### What the task requires:
Write out the data again exactly, skipping every picture.

[begin Entries provided]

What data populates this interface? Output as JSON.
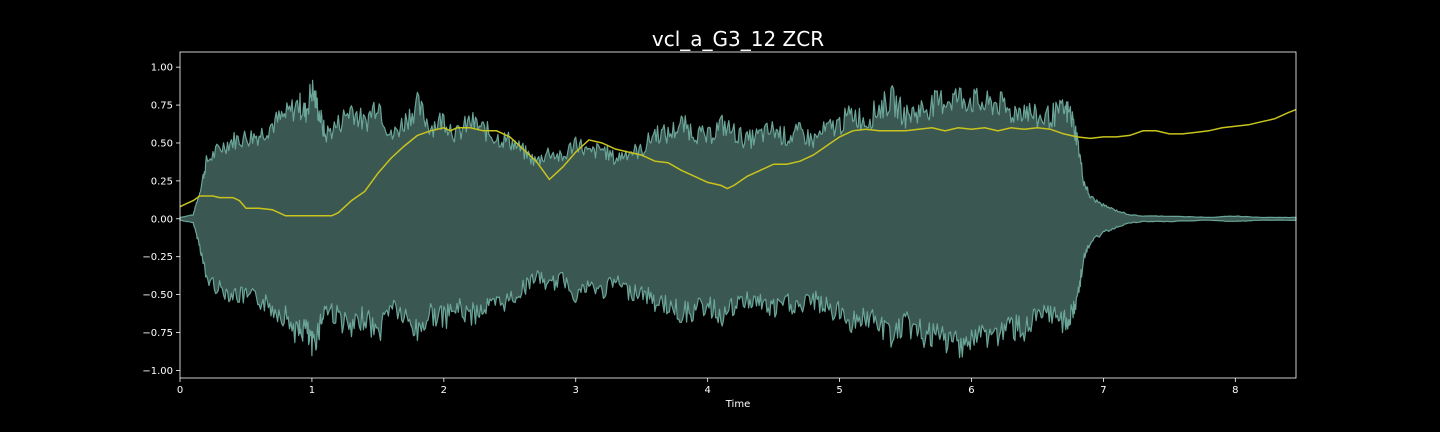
{
  "chart_data": {
    "type": "area",
    "title": "vcl_a_G3_12 ZCR",
    "xlabel": "Time",
    "ylabel": "",
    "xlim": [
      0,
      8.46
    ],
    "ylim": [
      -1.05,
      1.1
    ],
    "xticks": [
      0,
      1,
      2,
      3,
      4,
      5,
      6,
      7,
      8
    ],
    "xtick_labels": [
      "0",
      "1",
      "2",
      "3",
      "4",
      "5",
      "6",
      "7",
      "8"
    ],
    "yticks": [
      1.0,
      0.75,
      0.5,
      0.25,
      0.0,
      -0.25,
      -0.5,
      -0.75,
      -1.0
    ],
    "ytick_labels": [
      "1.00",
      "0.75",
      "0.50",
      "0.25",
      "0.00",
      "−0.25",
      "−0.50",
      "−0.75",
      "−1.00"
    ],
    "grid": false,
    "background": "#000000",
    "series": [
      {
        "kind": "waveform",
        "color": "#3b5751",
        "edge_color": "#6aa598",
        "envelope": {
          "x": [
            0,
            0.1,
            0.15,
            0.2,
            0.3,
            0.4,
            0.5,
            0.6,
            0.7,
            0.8,
            0.9,
            0.95,
            1.0,
            1.05,
            1.1,
            1.2,
            1.3,
            1.4,
            1.5,
            1.6,
            1.7,
            1.8,
            1.9,
            2.0,
            2.1,
            2.2,
            2.3,
            2.4,
            2.5,
            2.6,
            2.7,
            2.8,
            2.9,
            3.0,
            3.1,
            3.2,
            3.3,
            3.4,
            3.5,
            3.6,
            3.7,
            3.8,
            3.9,
            4.0,
            4.1,
            4.2,
            4.3,
            4.4,
            4.5,
            4.6,
            4.7,
            4.8,
            4.9,
            5.0,
            5.1,
            5.2,
            5.3,
            5.4,
            5.5,
            5.6,
            5.7,
            5.8,
            5.9,
            6.0,
            6.1,
            6.2,
            6.3,
            6.4,
            6.5,
            6.6,
            6.7,
            6.75,
            6.8,
            6.85,
            6.9,
            7.0,
            7.1,
            7.2,
            7.3,
            7.5,
            7.8,
            8.0,
            8.2,
            8.46
          ],
          "upper": [
            0.01,
            0.03,
            0.2,
            0.42,
            0.52,
            0.58,
            0.6,
            0.62,
            0.7,
            0.76,
            0.85,
            0.78,
            0.96,
            0.8,
            0.62,
            0.7,
            0.82,
            0.7,
            0.88,
            0.6,
            0.72,
            0.84,
            0.68,
            0.74,
            0.62,
            0.72,
            0.66,
            0.6,
            0.58,
            0.5,
            0.42,
            0.5,
            0.44,
            0.58,
            0.48,
            0.52,
            0.44,
            0.5,
            0.5,
            0.64,
            0.62,
            0.7,
            0.64,
            0.6,
            0.7,
            0.64,
            0.58,
            0.62,
            0.66,
            0.6,
            0.64,
            0.58,
            0.66,
            0.7,
            0.78,
            0.72,
            0.82,
            0.88,
            0.76,
            0.8,
            0.84,
            0.88,
            0.9,
            0.88,
            0.84,
            0.86,
            0.78,
            0.82,
            0.74,
            0.76,
            0.8,
            0.78,
            0.6,
            0.28,
            0.16,
            0.1,
            0.06,
            0.03,
            0.02,
            0.02,
            0.01,
            0.02,
            0.01,
            0.01
          ],
          "lower": [
            -0.01,
            -0.03,
            -0.2,
            -0.44,
            -0.52,
            -0.56,
            -0.58,
            -0.6,
            -0.66,
            -0.72,
            -0.86,
            -0.8,
            -0.96,
            -0.82,
            -0.66,
            -0.72,
            -0.84,
            -0.72,
            -0.86,
            -0.62,
            -0.74,
            -0.84,
            -0.7,
            -0.74,
            -0.66,
            -0.72,
            -0.66,
            -0.64,
            -0.6,
            -0.52,
            -0.42,
            -0.5,
            -0.44,
            -0.56,
            -0.5,
            -0.54,
            -0.46,
            -0.54,
            -0.54,
            -0.62,
            -0.64,
            -0.7,
            -0.68,
            -0.64,
            -0.72,
            -0.66,
            -0.6,
            -0.62,
            -0.68,
            -0.62,
            -0.66,
            -0.6,
            -0.66,
            -0.7,
            -0.76,
            -0.72,
            -0.8,
            -0.86,
            -0.78,
            -0.84,
            -0.88,
            -0.9,
            -0.92,
            -0.9,
            -0.86,
            -0.86,
            -0.8,
            -0.82,
            -0.74,
            -0.72,
            -0.76,
            -0.74,
            -0.6,
            -0.3,
            -0.18,
            -0.1,
            -0.06,
            -0.03,
            -0.02,
            -0.02,
            -0.01,
            -0.02,
            -0.01,
            -0.01
          ]
        }
      },
      {
        "kind": "line",
        "color": "#c8c41e",
        "x": [
          0,
          0.05,
          0.1,
          0.15,
          0.25,
          0.3,
          0.4,
          0.45,
          0.5,
          0.6,
          0.7,
          0.75,
          0.8,
          0.9,
          1.0,
          1.1,
          1.15,
          1.2,
          1.25,
          1.3,
          1.4,
          1.5,
          1.6,
          1.7,
          1.8,
          1.9,
          2.0,
          2.05,
          2.1,
          2.2,
          2.3,
          2.4,
          2.5,
          2.6,
          2.7,
          2.75,
          2.8,
          2.9,
          3.0,
          3.1,
          3.2,
          3.3,
          3.4,
          3.5,
          3.6,
          3.7,
          3.8,
          3.9,
          4.0,
          4.1,
          4.15,
          4.2,
          4.3,
          4.4,
          4.5,
          4.6,
          4.7,
          4.8,
          4.9,
          5.0,
          5.1,
          5.2,
          5.3,
          5.4,
          5.5,
          5.6,
          5.7,
          5.8,
          5.9,
          6.0,
          6.1,
          6.2,
          6.3,
          6.4,
          6.5,
          6.6,
          6.7,
          6.8,
          6.9,
          7.0,
          7.1,
          7.2,
          7.3,
          7.4,
          7.5,
          7.6,
          7.7,
          7.8,
          7.9,
          8.0,
          8.1,
          8.2,
          8.3,
          8.4,
          8.46
        ],
        "y": [
          0.08,
          0.1,
          0.12,
          0.15,
          0.15,
          0.14,
          0.14,
          0.12,
          0.07,
          0.07,
          0.06,
          0.04,
          0.02,
          0.02,
          0.02,
          0.02,
          0.02,
          0.04,
          0.08,
          0.12,
          0.18,
          0.3,
          0.4,
          0.48,
          0.55,
          0.58,
          0.6,
          0.58,
          0.6,
          0.6,
          0.58,
          0.58,
          0.54,
          0.46,
          0.38,
          0.32,
          0.26,
          0.34,
          0.44,
          0.52,
          0.5,
          0.46,
          0.44,
          0.42,
          0.38,
          0.37,
          0.32,
          0.28,
          0.24,
          0.22,
          0.2,
          0.22,
          0.28,
          0.32,
          0.36,
          0.36,
          0.38,
          0.42,
          0.48,
          0.54,
          0.58,
          0.59,
          0.58,
          0.58,
          0.58,
          0.59,
          0.6,
          0.58,
          0.6,
          0.59,
          0.6,
          0.58,
          0.6,
          0.59,
          0.6,
          0.59,
          0.56,
          0.54,
          0.53,
          0.54,
          0.54,
          0.55,
          0.58,
          0.58,
          0.56,
          0.56,
          0.57,
          0.58,
          0.6,
          0.61,
          0.62,
          0.64,
          0.66,
          0.7,
          0.72
        ]
      }
    ]
  }
}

[end Entries provided]

### Solution to the exercise:
What data populates this interface? Output as JSON.
{
  "chart_data": {
    "type": "area",
    "title": "vcl_a_G3_12 ZCR",
    "xlabel": "Time",
    "ylabel": "",
    "xlim": [
      0,
      8.46
    ],
    "ylim": [
      -1.05,
      1.1
    ],
    "xticks": [
      0,
      1,
      2,
      3,
      4,
      5,
      6,
      7,
      8
    ],
    "xtick_labels": [
      "0",
      "1",
      "2",
      "3",
      "4",
      "5",
      "6",
      "7",
      "8"
    ],
    "yticks": [
      1.0,
      0.75,
      0.5,
      0.25,
      0.0,
      -0.25,
      -0.5,
      -0.75,
      -1.0
    ],
    "ytick_labels": [
      "1.00",
      "0.75",
      "0.50",
      "0.25",
      "0.00",
      "−0.25",
      "−0.50",
      "−0.75",
      "−1.00"
    ],
    "grid": false,
    "background": "#000000",
    "series": [
      {
        "kind": "waveform",
        "color": "#3b5751",
        "edge_color": "#6aa598",
        "envelope": {
          "x": [
            0,
            0.1,
            0.15,
            0.2,
            0.3,
            0.4,
            0.5,
            0.6,
            0.7,
            0.8,
            0.9,
            0.95,
            1.0,
            1.05,
            1.1,
            1.2,
            1.3,
            1.4,
            1.5,
            1.6,
            1.7,
            1.8,
            1.9,
            2.0,
            2.1,
            2.2,
            2.3,
            2.4,
            2.5,
            2.6,
            2.7,
            2.8,
            2.9,
            3.0,
            3.1,
            3.2,
            3.3,
            3.4,
            3.5,
            3.6,
            3.7,
            3.8,
            3.9,
            4.0,
            4.1,
            4.2,
            4.3,
            4.4,
            4.5,
            4.6,
            4.7,
            4.8,
            4.9,
            5.0,
            5.1,
            5.2,
            5.3,
            5.4,
            5.5,
            5.6,
            5.7,
            5.8,
            5.9,
            6.0,
            6.1,
            6.2,
            6.3,
            6.4,
            6.5,
            6.6,
            6.7,
            6.75,
            6.8,
            6.85,
            6.9,
            7.0,
            7.1,
            7.2,
            7.3,
            7.5,
            7.8,
            8.0,
            8.2,
            8.46
          ],
          "upper": [
            0.01,
            0.03,
            0.2,
            0.42,
            0.52,
            0.58,
            0.6,
            0.62,
            0.7,
            0.76,
            0.85,
            0.78,
            0.96,
            0.8,
            0.62,
            0.7,
            0.82,
            0.7,
            0.88,
            0.6,
            0.72,
            0.84,
            0.68,
            0.74,
            0.62,
            0.72,
            0.66,
            0.6,
            0.58,
            0.5,
            0.42,
            0.5,
            0.44,
            0.58,
            0.48,
            0.52,
            0.44,
            0.5,
            0.5,
            0.64,
            0.62,
            0.7,
            0.64,
            0.6,
            0.7,
            0.64,
            0.58,
            0.62,
            0.66,
            0.6,
            0.64,
            0.58,
            0.66,
            0.7,
            0.78,
            0.72,
            0.82,
            0.88,
            0.76,
            0.8,
            0.84,
            0.88,
            0.9,
            0.88,
            0.84,
            0.86,
            0.78,
            0.82,
            0.74,
            0.76,
            0.8,
            0.78,
            0.6,
            0.28,
            0.16,
            0.1,
            0.06,
            0.03,
            0.02,
            0.02,
            0.01,
            0.02,
            0.01,
            0.01
          ],
          "lower": [
            -0.01,
            -0.03,
            -0.2,
            -0.44,
            -0.52,
            -0.56,
            -0.58,
            -0.6,
            -0.66,
            -0.72,
            -0.86,
            -0.8,
            -0.96,
            -0.82,
            -0.66,
            -0.72,
            -0.84,
            -0.72,
            -0.86,
            -0.62,
            -0.74,
            -0.84,
            -0.7,
            -0.74,
            -0.66,
            -0.72,
            -0.66,
            -0.64,
            -0.6,
            -0.52,
            -0.42,
            -0.5,
            -0.44,
            -0.56,
            -0.5,
            -0.54,
            -0.46,
            -0.54,
            -0.54,
            -0.62,
            -0.64,
            -0.7,
            -0.68,
            -0.64,
            -0.72,
            -0.66,
            -0.6,
            -0.62,
            -0.68,
            -0.62,
            -0.66,
            -0.6,
            -0.66,
            -0.7,
            -0.76,
            -0.72,
            -0.8,
            -0.86,
            -0.78,
            -0.84,
            -0.88,
            -0.9,
            -0.92,
            -0.9,
            -0.86,
            -0.86,
            -0.8,
            -0.82,
            -0.74,
            -0.72,
            -0.76,
            -0.74,
            -0.6,
            -0.3,
            -0.18,
            -0.1,
            -0.06,
            -0.03,
            -0.02,
            -0.02,
            -0.01,
            -0.02,
            -0.01,
            -0.01
          ]
        }
      },
      {
        "kind": "line",
        "color": "#c8c41e",
        "x": [
          0,
          0.05,
          0.1,
          0.15,
          0.25,
          0.3,
          0.4,
          0.45,
          0.5,
          0.6,
          0.7,
          0.75,
          0.8,
          0.9,
          1.0,
          1.1,
          1.15,
          1.2,
          1.25,
          1.3,
          1.4,
          1.5,
          1.6,
          1.7,
          1.8,
          1.9,
          2.0,
          2.05,
          2.1,
          2.2,
          2.3,
          2.4,
          2.5,
          2.6,
          2.7,
          2.75,
          2.8,
          2.9,
          3.0,
          3.1,
          3.2,
          3.3,
          3.4,
          3.5,
          3.6,
          3.7,
          3.8,
          3.9,
          4.0,
          4.1,
          4.15,
          4.2,
          4.3,
          4.4,
          4.5,
          4.6,
          4.7,
          4.8,
          4.9,
          5.0,
          5.1,
          5.2,
          5.3,
          5.4,
          5.5,
          5.6,
          5.7,
          5.8,
          5.9,
          6.0,
          6.1,
          6.2,
          6.3,
          6.4,
          6.5,
          6.6,
          6.7,
          6.8,
          6.9,
          7.0,
          7.1,
          7.2,
          7.3,
          7.4,
          7.5,
          7.6,
          7.7,
          7.8,
          7.9,
          8.0,
          8.1,
          8.2,
          8.3,
          8.4,
          8.46
        ],
        "y": [
          0.08,
          0.1,
          0.12,
          0.15,
          0.15,
          0.14,
          0.14,
          0.12,
          0.07,
          0.07,
          0.06,
          0.04,
          0.02,
          0.02,
          0.02,
          0.02,
          0.02,
          0.04,
          0.08,
          0.12,
          0.18,
          0.3,
          0.4,
          0.48,
          0.55,
          0.58,
          0.6,
          0.58,
          0.6,
          0.6,
          0.58,
          0.58,
          0.54,
          0.46,
          0.38,
          0.32,
          0.26,
          0.34,
          0.44,
          0.52,
          0.5,
          0.46,
          0.44,
          0.42,
          0.38,
          0.37,
          0.32,
          0.28,
          0.24,
          0.22,
          0.2,
          0.22,
          0.28,
          0.32,
          0.36,
          0.36,
          0.38,
          0.42,
          0.48,
          0.54,
          0.58,
          0.59,
          0.58,
          0.58,
          0.58,
          0.59,
          0.6,
          0.58,
          0.6,
          0.59,
          0.6,
          0.58,
          0.6,
          0.59,
          0.6,
          0.59,
          0.56,
          0.54,
          0.53,
          0.54,
          0.54,
          0.55,
          0.58,
          0.58,
          0.56,
          0.56,
          0.57,
          0.58,
          0.6,
          0.61,
          0.62,
          0.64,
          0.66,
          0.7,
          0.72
        ]
      }
    ]
  }
}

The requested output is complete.